**What is needed:** Give the entries back exactly, dropping each image.
** BEGIN Records to use **
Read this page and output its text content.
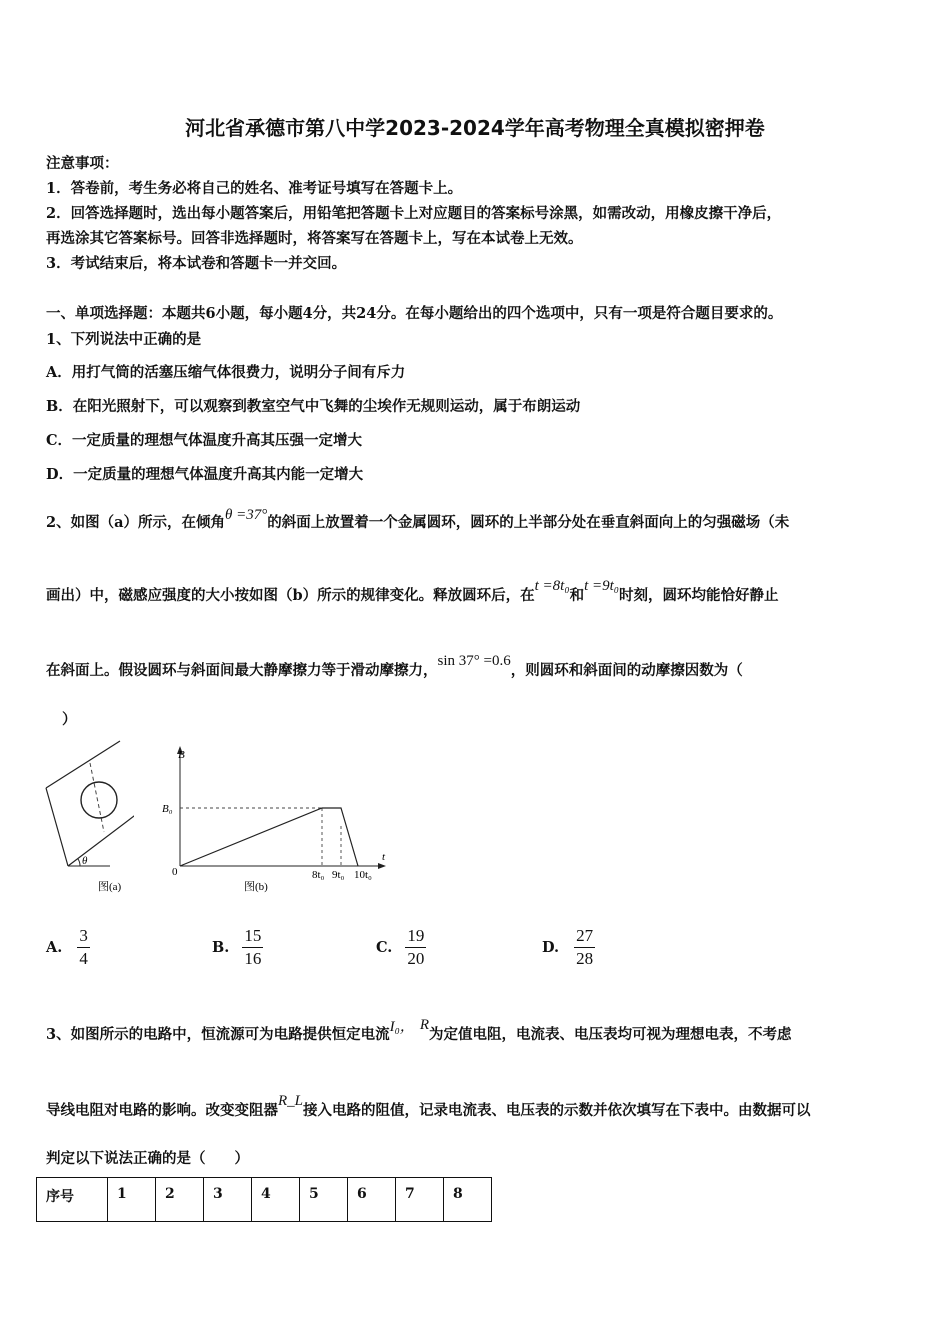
河北省承德市第八中学2023-2024学年高考物理全真模拟密押卷
注意事项：
1．答卷前，考生务必将自己的姓名、准考证号填写在答题卡上。
2．回答选择题时，选出每小题答案后，用铅笔把答题卡上对应题目的答案标号涂黑，如需改动，用橡皮擦干净后，
再选涂其它答案标号。回答非选择题时，将答案写在答题卡上，写在本试卷上无效。
3．考试结束后，将本试卷和答题卡一并交回。
一、单项选择题：本题共6小题，每小题4分，共24分。在每小题给出的四个选项中，只有一项是符合题目要求的。
1、下列说法中正确的是
A．用打气筒的活塞压缩气体很费力，说明分子间有斥力
B．在阳光照射下，可以观察到教室空气中飞舞的尘埃作无规则运动，属于布朗运动
C．一定质量的理想气体温度升高其压强一定增大
D．一定质量的理想气体温度升高其内能一定增大
2、如图（a）所示，在倾角θ =37°的斜面上放置着一个金属圆环，圆环的上半部分处在垂直斜面向上的匀强磁场（未
画出）中，磁感应强度的大小按如图（b）所示的规律变化。释放圆环后，在t =8t₀和t =9t₀时刻，圆环均能恰好静止
在斜面上。假设圆环与斜面间最大静摩擦力等于滑动摩擦力，sin 37° =0.6，则圆环和斜面间的动摩擦因数为（
）
θ
图(a)
B
t
B₀
0	8t₀ 9t₀ 10t₀
图(b)
A. $\frac{3}{4}$	B. $\frac{15}{16}$	C. $\frac{19}{20}$	D. $\frac{27}{28}$
3、如图所示的电路中，恒流源可为电路提供恒定电流I₀， R为定值电阻，电流表、电压表均可视为理想电表，不考虑
导线电阻对电路的影响。改变变阻器R_L接入电路的阻值，记录电流表、电压表的示数并依次填写在下表中。由数据可以
判定以下说法正确的是（　　）
序号	1	2	3	4	5	6	7	8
** END Records to use **
**Full response:**
Read this page and output its text content.
河北省承德市第八中学2023-2024学年高考物理全真模拟密押卷
注意事项：
1．答卷前，考生务必将自己的姓名、准考证号填写在答题卡上。
2．回答选择题时，选出每小题答案后，用铅笔把答题卡上对应题目的答案标号涂黑，如需改动，用橡皮擦干净后，
再选涂其它答案标号。回答非选择题时，将答案写在答题卡上，写在本试卷上无效。
3．考试结束后，将本试卷和答题卡一并交回。
一、单项选择题：本题共6小题，每小题4分，共24分。在每小题给出的四个选项中，只有一项是符合题目要求的。
1、下列说法中正确的是
A．用打气筒的活塞压缩气体很费力，说明分子间有斥力
B．在阳光照射下，可以观察到教室空气中飞舞的尘埃作无规则运动，属于布朗运动
C．一定质量的理想气体温度升高其压强一定增大
D．一定质量的理想气体温度升高其内能一定增大
2、如图（a）所示，在倾角θ =37°的斜面上放置着一个金属圆环，圆环的上半部分处在垂直斜面向上的匀强磁场（未
画出）中，磁感应强度的大小按如图（b）所示的规律变化。释放圆环后，在t =8t₀和t =9t₀时刻，圆环均能恰好静止
在斜面上。假设圆环与斜面间最大静摩擦力等于滑动摩擦力，sin 37° =0.6，则圆环和斜面间的动摩擦因数为（
）
θ
图(a)
B
t
B₀
0	8t₀ 9t₀ 10t₀
图(b)
A. $\frac{3}{4}$	B. $\frac{15}{16}$	C. $\frac{19}{20}$	D. $\frac{27}{28}$
3、如图所示的电路中，恒流源可为电路提供恒定电流I₀， R为定值电阻，电流表、电压表均可视为理想电表，不考虑
导线电阻对电路的影响。改变变阻器R_L接入电路的阻值，记录电流表、电压表的示数并依次填写在下表中。由数据可以
判定以下说法正确的是（　　）
序号	1	2	3	4	5	6	7	8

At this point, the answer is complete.